++++ Records to process
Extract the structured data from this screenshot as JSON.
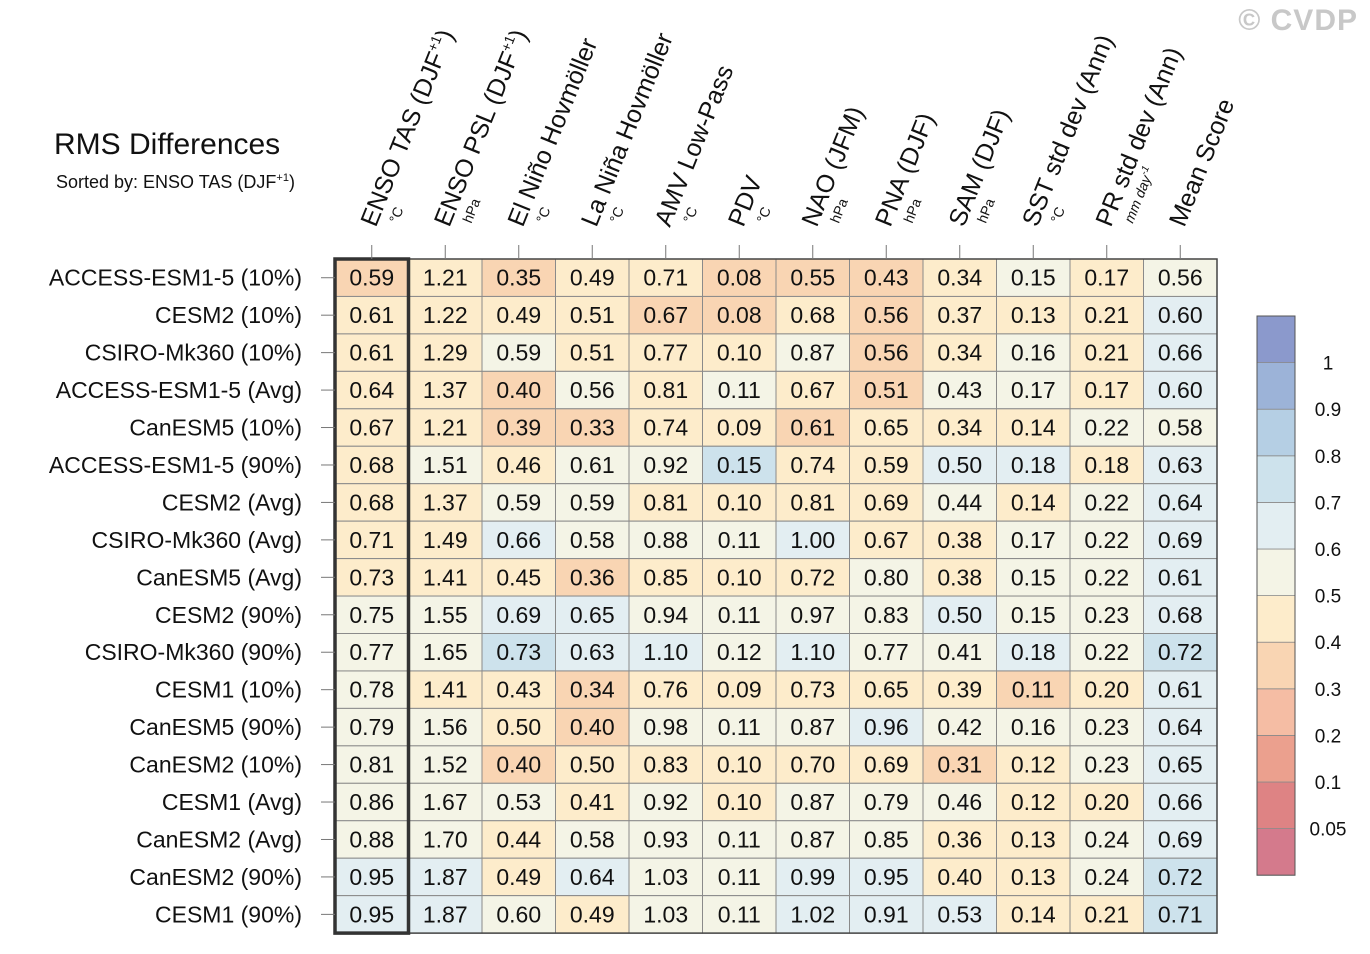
{
  "watermark": "© CVDP",
  "chart_data": {
    "type": "heatmap",
    "title": "RMS Differences",
    "subtitle_prefix": "Sorted by: ENSO TAS (DJF",
    "subtitle_sup": "+1",
    "subtitle_suffix": ")",
    "columns": [
      {
        "label": "ENSO TAS (DJF",
        "sup": "+1",
        "suffix": ")",
        "unit": "°C"
      },
      {
        "label": "ENSO PSL (DJF",
        "sup": "+1",
        "suffix": ")",
        "unit": "hPa"
      },
      {
        "label": "El Niño Hovmöller",
        "sup": "",
        "suffix": "",
        "unit": "°C"
      },
      {
        "label": "La Niña Hovmöller",
        "sup": "",
        "suffix": "",
        "unit": "°C"
      },
      {
        "label": "AMV Low-Pass",
        "sup": "",
        "suffix": "",
        "unit": "°C"
      },
      {
        "label": "PDV",
        "sup": "",
        "suffix": "",
        "unit": "°C"
      },
      {
        "label": "NAO (JFM)",
        "sup": "",
        "suffix": "",
        "unit": "hPa"
      },
      {
        "label": "PNA (DJF)",
        "sup": "",
        "suffix": "",
        "unit": "hPa"
      },
      {
        "label": "SAM (DJF)",
        "sup": "",
        "suffix": "",
        "unit": "hPa"
      },
      {
        "label": "SST std dev (Ann)",
        "sup": "",
        "suffix": "",
        "unit": "°C"
      },
      {
        "label": "PR std dev (Ann)",
        "sup": "",
        "suffix": "",
        "unit": "mm day",
        "unit_sup": "-1"
      },
      {
        "label": "Mean Score",
        "sup": "",
        "suffix": "",
        "unit": ""
      }
    ],
    "rows": [
      "ACCESS-ESM1-5 (10%)",
      "CESM2 (10%)",
      "CSIRO-Mk360 (10%)",
      "ACCESS-ESM1-5 (Avg)",
      "CanESM5 (10%)",
      "ACCESS-ESM1-5 (90%)",
      "CESM2 (Avg)",
      "CSIRO-Mk360 (Avg)",
      "CanESM5 (Avg)",
      "CESM2 (90%)",
      "CSIRO-Mk360 (90%)",
      "CESM1 (10%)",
      "CanESM5 (90%)",
      "CanESM2 (10%)",
      "CESM1 (Avg)",
      "CanESM2 (Avg)",
      "CanESM2 (90%)",
      "CESM1 (90%)"
    ],
    "values": [
      [
        "0.59",
        "1.21",
        "0.35",
        "0.49",
        "0.71",
        "0.08",
        "0.55",
        "0.43",
        "0.34",
        "0.15",
        "0.17",
        "0.56"
      ],
      [
        "0.61",
        "1.22",
        "0.49",
        "0.51",
        "0.67",
        "0.08",
        "0.68",
        "0.56",
        "0.37",
        "0.13",
        "0.21",
        "0.60"
      ],
      [
        "0.61",
        "1.29",
        "0.59",
        "0.51",
        "0.77",
        "0.10",
        "0.87",
        "0.56",
        "0.34",
        "0.16",
        "0.21",
        "0.66"
      ],
      [
        "0.64",
        "1.37",
        "0.40",
        "0.56",
        "0.81",
        "0.11",
        "0.67",
        "0.51",
        "0.43",
        "0.17",
        "0.17",
        "0.60"
      ],
      [
        "0.67",
        "1.21",
        "0.39",
        "0.33",
        "0.74",
        "0.09",
        "0.61",
        "0.65",
        "0.34",
        "0.14",
        "0.22",
        "0.58"
      ],
      [
        "0.68",
        "1.51",
        "0.46",
        "0.61",
        "0.92",
        "0.15",
        "0.74",
        "0.59",
        "0.50",
        "0.18",
        "0.18",
        "0.63"
      ],
      [
        "0.68",
        "1.37",
        "0.59",
        "0.59",
        "0.81",
        "0.10",
        "0.81",
        "0.69",
        "0.44",
        "0.14",
        "0.22",
        "0.64"
      ],
      [
        "0.71",
        "1.49",
        "0.66",
        "0.58",
        "0.88",
        "0.11",
        "1.00",
        "0.67",
        "0.38",
        "0.17",
        "0.22",
        "0.69"
      ],
      [
        "0.73",
        "1.41",
        "0.45",
        "0.36",
        "0.85",
        "0.10",
        "0.72",
        "0.80",
        "0.38",
        "0.15",
        "0.22",
        "0.61"
      ],
      [
        "0.75",
        "1.55",
        "0.69",
        "0.65",
        "0.94",
        "0.11",
        "0.97",
        "0.83",
        "0.50",
        "0.15",
        "0.23",
        "0.68"
      ],
      [
        "0.77",
        "1.65",
        "0.73",
        "0.63",
        "1.10",
        "0.12",
        "1.10",
        "0.77",
        "0.41",
        "0.18",
        "0.22",
        "0.72"
      ],
      [
        "0.78",
        "1.41",
        "0.43",
        "0.34",
        "0.76",
        "0.09",
        "0.73",
        "0.65",
        "0.39",
        "0.11",
        "0.20",
        "0.61"
      ],
      [
        "0.79",
        "1.56",
        "0.50",
        "0.40",
        "0.98",
        "0.11",
        "0.87",
        "0.96",
        "0.42",
        "0.16",
        "0.23",
        "0.64"
      ],
      [
        "0.81",
        "1.52",
        "0.40",
        "0.50",
        "0.83",
        "0.10",
        "0.70",
        "0.69",
        "0.31",
        "0.12",
        "0.23",
        "0.65"
      ],
      [
        "0.86",
        "1.67",
        "0.53",
        "0.41",
        "0.92",
        "0.10",
        "0.87",
        "0.79",
        "0.46",
        "0.12",
        "0.20",
        "0.66"
      ],
      [
        "0.88",
        "1.70",
        "0.44",
        "0.58",
        "0.93",
        "0.11",
        "0.87",
        "0.85",
        "0.36",
        "0.13",
        "0.24",
        "0.69"
      ],
      [
        "0.95",
        "1.87",
        "0.49",
        "0.64",
        "1.03",
        "0.11",
        "0.99",
        "0.95",
        "0.40",
        "0.13",
        "0.24",
        "0.72"
      ],
      [
        "0.95",
        "1.87",
        "0.60",
        "0.49",
        "1.03",
        "0.11",
        "1.02",
        "0.91",
        "0.53",
        "0.14",
        "0.21",
        "0.71"
      ]
    ],
    "colorbar": {
      "levels": [
        0.05,
        0.1,
        0.2,
        0.3,
        0.4,
        0.5,
        0.6,
        0.7,
        0.8,
        0.9,
        1
      ],
      "tick_labels": [
        "0.05",
        "0.1",
        "0.2",
        "0.3",
        "0.4",
        "0.5",
        "0.6",
        "0.7",
        "0.8",
        "0.9",
        "1"
      ],
      "colors": [
        "#d47a8c",
        "#de8384",
        "#eba08e",
        "#f5bda4",
        "#f9d5b3",
        "#fdeccb",
        "#f4f4e6",
        "#e3eef2",
        "#cde2ec",
        "#b5cfe4",
        "#9cb3d8",
        "#8b99cc"
      ]
    },
    "highlighted_column": 0
  }
}
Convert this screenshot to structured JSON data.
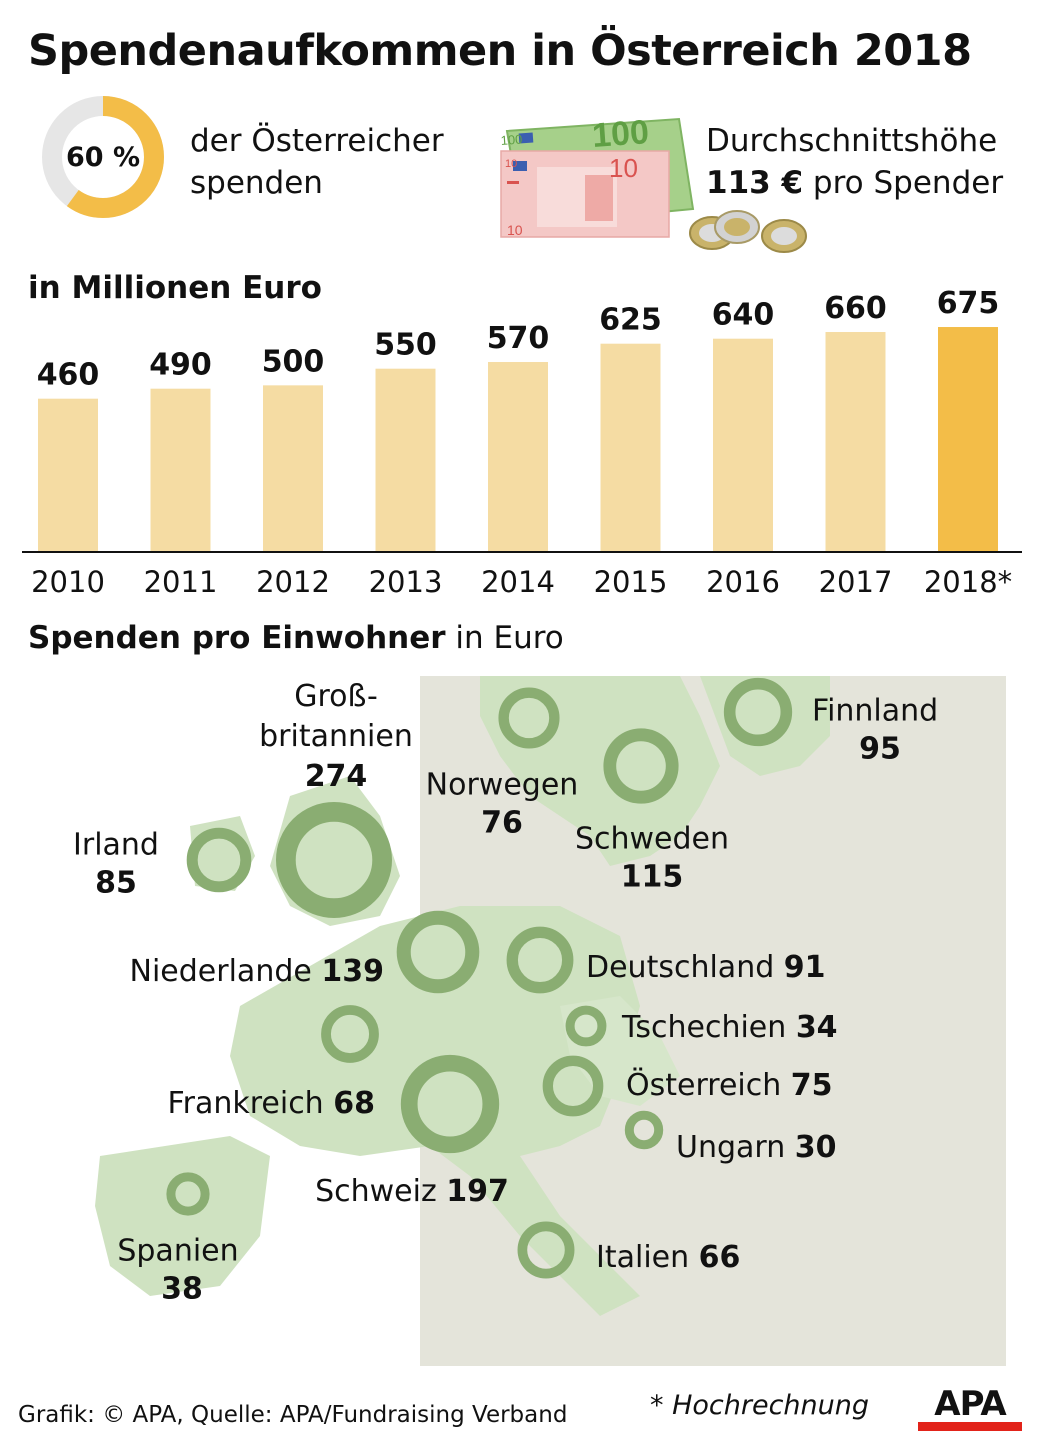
{
  "title": "Spendenaufkommen in Österreich 2018",
  "share": {
    "value": 60,
    "label": "60 %",
    "text_line1": "der Österreicher",
    "text_line2": "spenden",
    "color_fill": "#f3bd48",
    "color_track": "#e6e6e6"
  },
  "average": {
    "line1": "Durchschnittshöhe",
    "line2_bold": "113 €",
    "line2_rest": " pro Spender",
    "note_100": "100",
    "note_10": "10"
  },
  "chart_data": [
    {
      "type": "bar",
      "title": "in Millionen Euro",
      "categories": [
        "2010",
        "2011",
        "2012",
        "2013",
        "2014",
        "2015",
        "2016",
        "2017",
        "2018*"
      ],
      "values": [
        460,
        490,
        500,
        550,
        570,
        625,
        640,
        660,
        675
      ],
      "ylim": [
        0,
        700
      ],
      "grid": false,
      "colors": {
        "default": "#f5dca3",
        "highlight": "#f3bd48"
      },
      "highlight_index": 8
    },
    {
      "type": "bubble-map",
      "title": "Spenden pro Einwohner",
      "title_suffix": "in Euro",
      "colors": {
        "ring": "#8aad72",
        "land": "#cfe2c1",
        "land_other": "#e4e4da",
        "sea": "#ffffff"
      },
      "countries": [
        {
          "name": "Finnland",
          "value": 95
        },
        {
          "name": "Groß-britannien",
          "label_line1": "Groß-",
          "label_line2": "britannien",
          "value": 274
        },
        {
          "name": "Norwegen",
          "value": 76
        },
        {
          "name": "Schweden",
          "value": 115
        },
        {
          "name": "Irland",
          "value": 85
        },
        {
          "name": "Niederlande",
          "value": 139
        },
        {
          "name": "Deutschland",
          "value": 91
        },
        {
          "name": "Tschechien",
          "value": 34
        },
        {
          "name": "Frankreich",
          "value": 68
        },
        {
          "name": "Österreich",
          "value": 75
        },
        {
          "name": "Ungarn",
          "value": 30
        },
        {
          "name": "Schweiz",
          "value": 197
        },
        {
          "name": "Spanien",
          "value": 38
        },
        {
          "name": "Italien",
          "value": 66
        }
      ]
    }
  ],
  "footer": {
    "credit": "Grafik: © APA, Quelle: APA/Fundraising Verband",
    "footnote": "* Hochrechnung",
    "logo_text": "APA"
  }
}
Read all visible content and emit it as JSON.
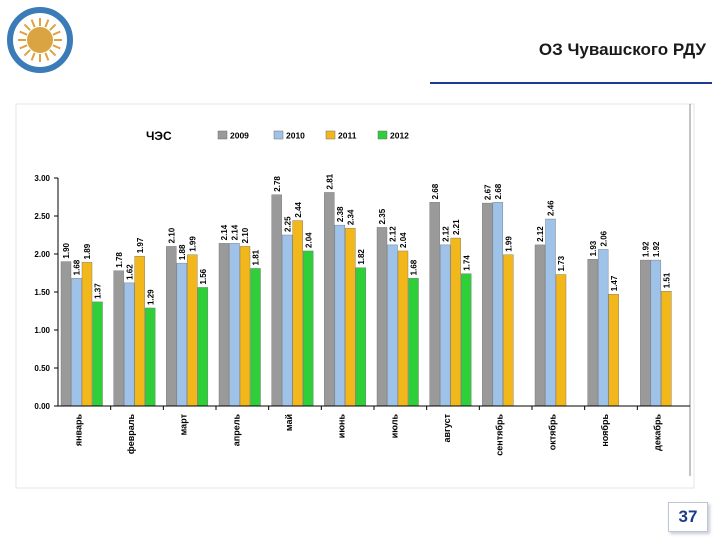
{
  "header": {
    "title": "ОЗ Чувашского РДУ"
  },
  "page_number": "37",
  "colors": {
    "accent": "#1f3b8c",
    "logo": "#3a7cb8"
  },
  "chart_data": {
    "type": "bar",
    "title": "ЧЭС",
    "xlabel": "",
    "ylabel": "",
    "ylim": [
      0,
      3
    ],
    "yticks": [
      "0.00",
      "0.50",
      "1.00",
      "1.50",
      "2.00",
      "2.50",
      "3.00"
    ],
    "grid": false,
    "legend_position": "top",
    "categories": [
      "январь",
      "февраль",
      "март",
      "апрель",
      "май",
      "июнь",
      "июль",
      "август",
      "сентябрь",
      "октябрь",
      "ноябрь",
      "декабрь"
    ],
    "series": [
      {
        "name": "2009",
        "color": "#9a9a9a",
        "values": [
          1.9,
          1.78,
          2.1,
          2.14,
          2.78,
          2.81,
          2.35,
          2.68,
          2.67,
          2.12,
          1.93,
          1.92
        ]
      },
      {
        "name": "2010",
        "color": "#9ec2e8",
        "values": [
          1.68,
          1.62,
          1.88,
          2.14,
          2.25,
          2.38,
          2.12,
          2.12,
          2.68,
          2.46,
          2.06,
          1.92
        ]
      },
      {
        "name": "2011",
        "color": "#f2b71b",
        "values": [
          1.89,
          1.97,
          1.99,
          2.1,
          2.44,
          2.34,
          2.04,
          2.21,
          1.99,
          1.73,
          1.47,
          1.51
        ]
      },
      {
        "name": "2012",
        "color": "#2fcf3a",
        "values": [
          1.37,
          1.29,
          1.56,
          1.81,
          2.04,
          1.82,
          1.68,
          1.74,
          null,
          null,
          null,
          null
        ]
      }
    ],
    "data_labels": [
      [
        "1.90",
        "1.68",
        "1.89",
        "1.37"
      ],
      [
        "1.78",
        "1.62",
        "1.97",
        "1.29"
      ],
      [
        "2.10",
        "1.88",
        "1.99",
        "1.56"
      ],
      [
        "2.14",
        "2.14",
        "2.10",
        "1.81"
      ],
      [
        "2.78",
        "2.25",
        "2.44",
        "2.04"
      ],
      [
        "2.81",
        "2.38",
        "2.34",
        "1.82"
      ],
      [
        "2.35",
        "2.12",
        "2.04",
        "1.68"
      ],
      [
        "2.68",
        "2.12",
        "2.21",
        "1.74"
      ],
      [
        "2.67",
        "2.68",
        "1.99",
        null
      ],
      [
        "2.12",
        "2.46",
        "1.73",
        null
      ],
      [
        "1.93",
        "2.06",
        "1.47",
        null
      ],
      [
        "1.92",
        "1.92",
        "1.51",
        null
      ]
    ]
  }
}
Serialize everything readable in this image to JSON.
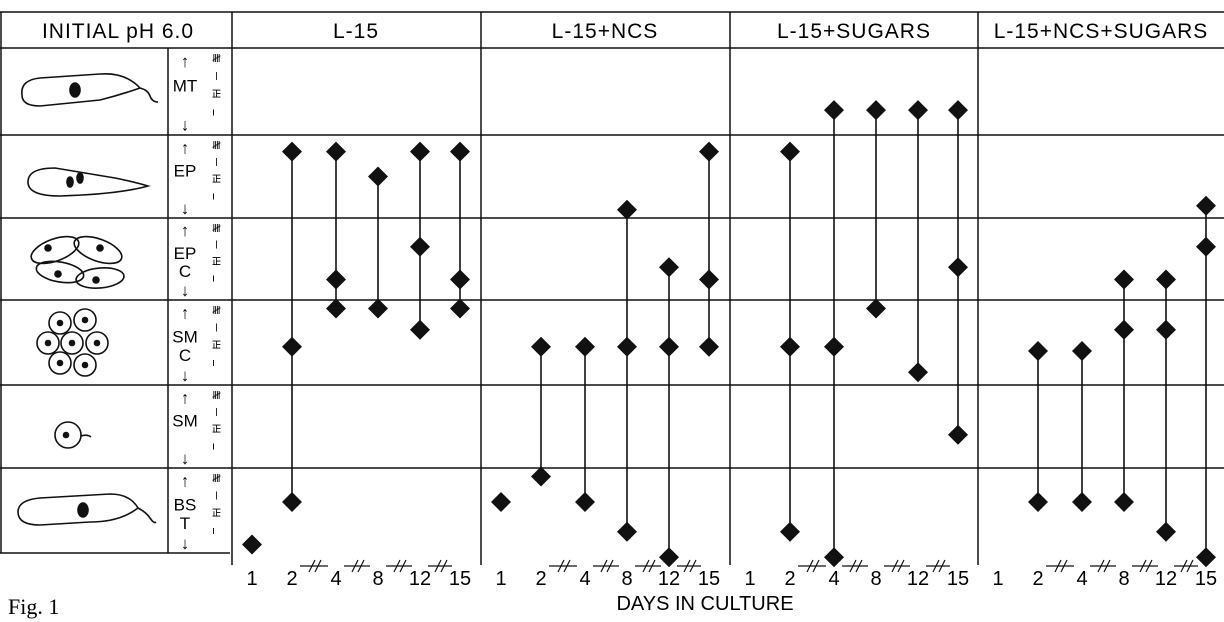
++++++++
The task => What is the number of lines above that contain the string "CSIRO"? Answer with the number alone.

Answer to the exercise => 3